● THE EXERCISE: Reply with one number: the count of lines in the records below that hold "this".

● RAW DATA:
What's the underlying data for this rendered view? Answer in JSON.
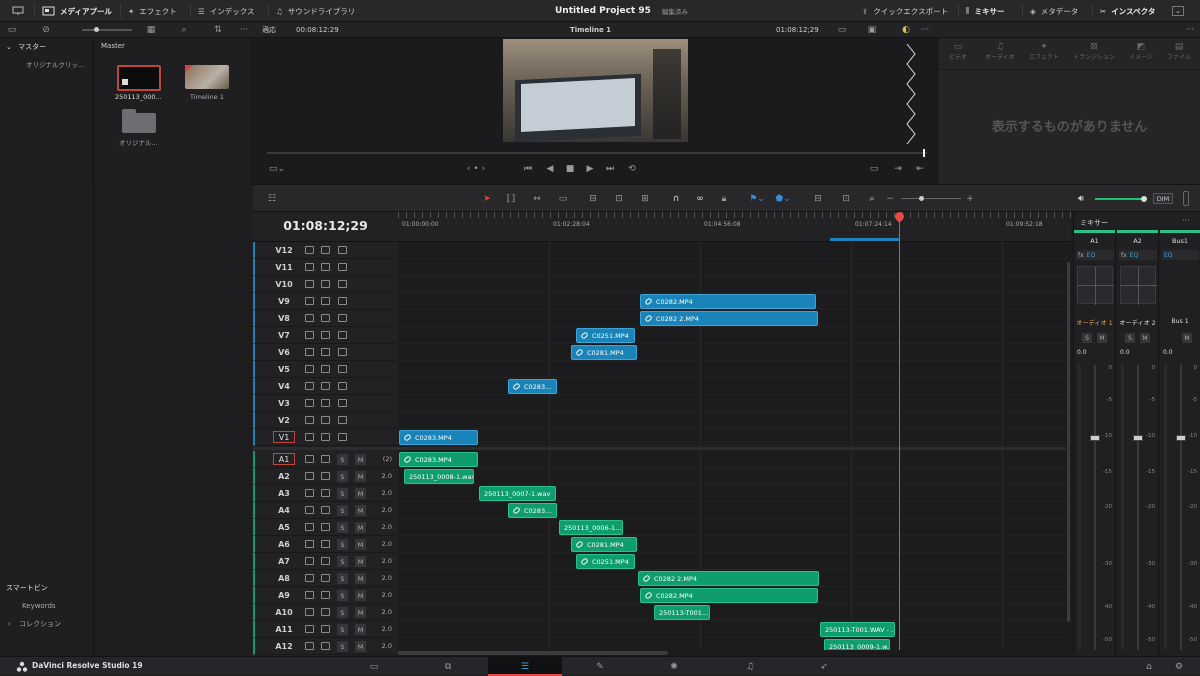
{
  "topbar": {
    "media_pool": "メディアプール",
    "effects": "エフェクト",
    "index": "インデックス",
    "sound_library": "サウンドライブラリ",
    "project_title": "Untitled Project 95",
    "project_status": "編集済み",
    "quick_export": "クイックエクスポート",
    "mixer": "ミキサー",
    "metadata": "メタデータ",
    "inspector": "インスペクタ"
  },
  "secondbar": {
    "fit": "適応",
    "timecode_left": "00:08:12:29",
    "timeline_name": "Timeline 1",
    "timecode_right": "01:08:12;29"
  },
  "left_panel": {
    "master_label": "マスター",
    "original_clips": "オリジナルクリッ...",
    "smart_bins": "スマートビン",
    "keywords": "Keywords",
    "collections": "コレクション"
  },
  "media_pool": {
    "header": "Master",
    "items": [
      {
        "label": "250113_000..."
      },
      {
        "label": "Timeline 1"
      },
      {
        "label": "オリジナル..."
      }
    ]
  },
  "inspector": {
    "tabs": [
      "ビデオ",
      "オーディオ",
      "エフェクト",
      "トランジション",
      "イメージ",
      "ファイル"
    ],
    "empty_message": "表示するものがありません"
  },
  "timeline": {
    "current_timecode": "01:08:12;29",
    "dim_label": "DIM",
    "ruler_labels": [
      "01:00:00:00",
      "01:02:28:04",
      "01:04:56:08",
      "01:07:24:14",
      "01:09:52:18"
    ],
    "video_tracks": [
      "V12",
      "V11",
      "V10",
      "V9",
      "V8",
      "V7",
      "V6",
      "V5",
      "V4",
      "V3",
      "V2",
      "V1"
    ],
    "audio_tracks": [
      {
        "name": "A1",
        "value": "(2)"
      },
      {
        "name": "A2",
        "value": "2.0"
      },
      {
        "name": "A3",
        "value": "2.0"
      },
      {
        "name": "A4",
        "value": "2.0"
      },
      {
        "name": "A5",
        "value": "2.0"
      },
      {
        "name": "A6",
        "value": "2.0"
      },
      {
        "name": "A7",
        "value": "2.0"
      },
      {
        "name": "A8",
        "value": "2.0"
      },
      {
        "name": "A9",
        "value": "2.0"
      },
      {
        "name": "A10",
        "value": "2.0"
      },
      {
        "name": "A11",
        "value": "2.0"
      },
      {
        "name": "A12",
        "value": "2.0"
      }
    ],
    "solo_label": "S",
    "mute_label": "M",
    "video_clips": [
      {
        "name": "C0282.MP4"
      },
      {
        "name": "C0282 2.MP4"
      },
      {
        "name": "C0251.MP4"
      },
      {
        "name": "C0281.MP4"
      },
      {
        "name": "C0283..."
      },
      {
        "name": "C0283.MP4"
      }
    ],
    "audio_clips": [
      {
        "name": "C0283.MP4"
      },
      {
        "name": "250113_0008-1.wav"
      },
      {
        "name": "250113_0007-1.wav"
      },
      {
        "name": "C0283..."
      },
      {
        "name": "250113_0006-1...."
      },
      {
        "name": "C0281.MP4"
      },
      {
        "name": "C0251.MP4"
      },
      {
        "name": "C0282 2.MP4"
      },
      {
        "name": "C0282.MP4"
      },
      {
        "name": "250113-T001..."
      },
      {
        "name": "250113-T001.WAV - ..."
      },
      {
        "name": "250113_0009-1.w..."
      }
    ]
  },
  "mixer": {
    "title": "ミキサー",
    "channels": [
      {
        "name": "A1",
        "track_label": "オーディオ 1",
        "level": "0.0"
      },
      {
        "name": "A2",
        "track_label": "オーディオ 2",
        "level": "0.0"
      },
      {
        "name": "Bus1",
        "track_label": "Bus 1",
        "level": "0.0"
      }
    ],
    "scale": [
      "0",
      "-5",
      "-10",
      "-15",
      "-20",
      "-30",
      "-40",
      "-50"
    ],
    "fx_label": "fx",
    "eq_label": "EQ"
  },
  "bottombar": {
    "app_name": "DaVinci Resolve Studio 19"
  }
}
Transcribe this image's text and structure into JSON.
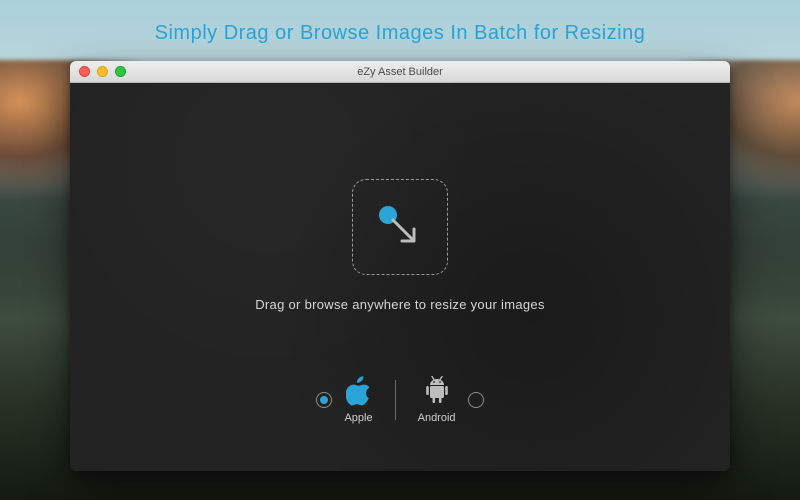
{
  "headline": "Simply Drag or Browse Images In  Batch for Resizing",
  "window": {
    "title": "eZy Asset Builder"
  },
  "dropzone": {
    "hint": "Drag or browse anywhere to resize your images"
  },
  "platforms": {
    "apple": {
      "label": "Apple",
      "selected": true
    },
    "android": {
      "label": "Android",
      "selected": false
    }
  },
  "colors": {
    "accent": "#2aa3d6"
  }
}
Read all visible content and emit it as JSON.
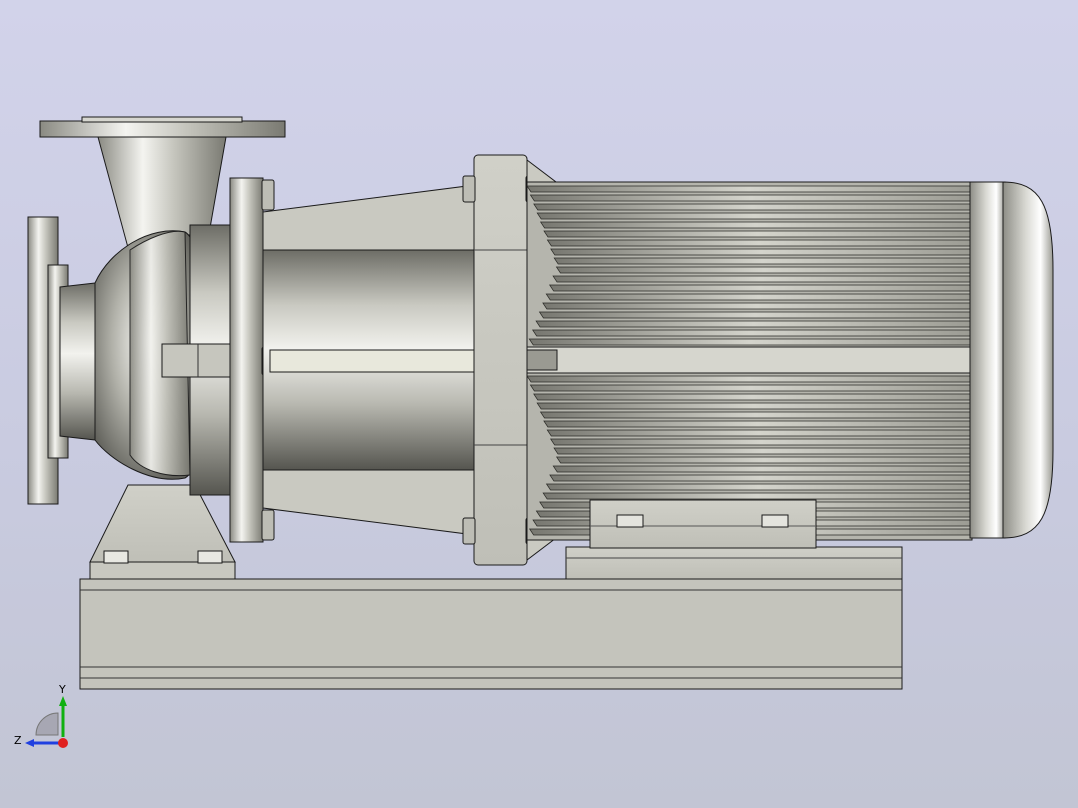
{
  "app": {
    "view": "graphics-viewport"
  },
  "model": {
    "name": "",
    "parts": [
      "suction-flange",
      "discharge-flange",
      "volute-casing",
      "bearing-bracket",
      "adapter-lantern",
      "motor-flange",
      "motor-frame",
      "cooling-fins",
      "fan-cover",
      "motor-foot",
      "pump-foot",
      "base-frame"
    ]
  },
  "triad": {
    "x_label": "",
    "y_label": "Y",
    "z_label": "Z",
    "colors": {
      "x": "#e02020",
      "y": "#10b010",
      "z": "#2040e0"
    }
  },
  "colors": {
    "background_top": "#d2d3ea",
    "background_bottom": "#c2c5d4",
    "metal_light": "#f2f2ee",
    "metal_mid": "#b8b8b0",
    "metal_dark": "#55554f",
    "outline": "#1a1a1a"
  }
}
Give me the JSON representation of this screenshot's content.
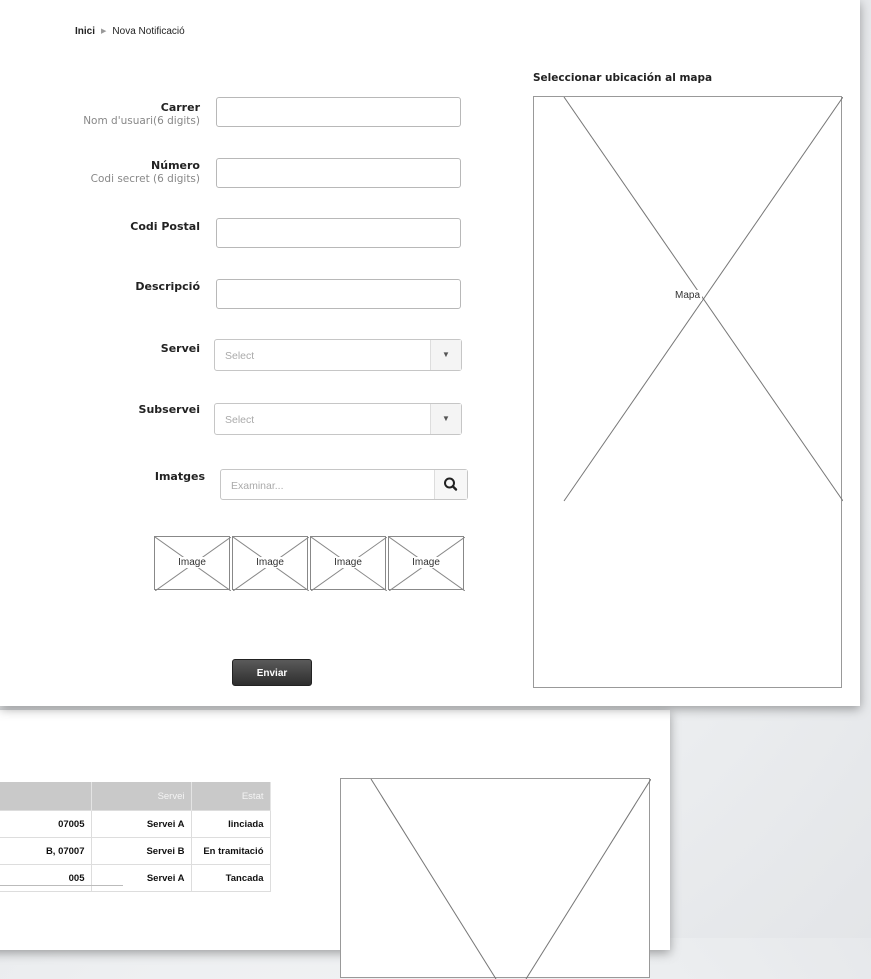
{
  "breadcrumb": {
    "home": "Inici",
    "separator": "▶",
    "current": "Nova Notificació"
  },
  "form": {
    "street_label": "Carrer",
    "street_sub": "Nom d'usuari(6 digits)",
    "number_label": "Número",
    "number_sub": "Codi secret (6 digits)",
    "postal_label": "Codi Postal",
    "description_label": "Descripció",
    "service_label": "Servei",
    "service_value": "Select",
    "subservice_label": "Subservei",
    "subservice_value": "Select",
    "images_label": "Imatges",
    "images_placeholder": "Examinar...",
    "thumbnails": [
      "Image",
      "Image",
      "Image",
      "Image"
    ],
    "submit_label": "Enviar"
  },
  "map": {
    "title": "Seleccionar ubicación al mapa",
    "label": "Mapa"
  },
  "list": {
    "headers": [
      "",
      "Servei",
      "Estat"
    ],
    "rows": [
      {
        "address": "07005",
        "service": "Servei A",
        "status": "Iinciada"
      },
      {
        "address": "B, 07007",
        "service": "Servei B",
        "status": "En tramitació"
      },
      {
        "address": "005",
        "service": "Servei A",
        "status": "Tancada"
      }
    ]
  },
  "colors": {
    "button": "#3a3a3a",
    "table_header": "#c9c9c9",
    "border": "#b8b8b8"
  }
}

● RESULT: 3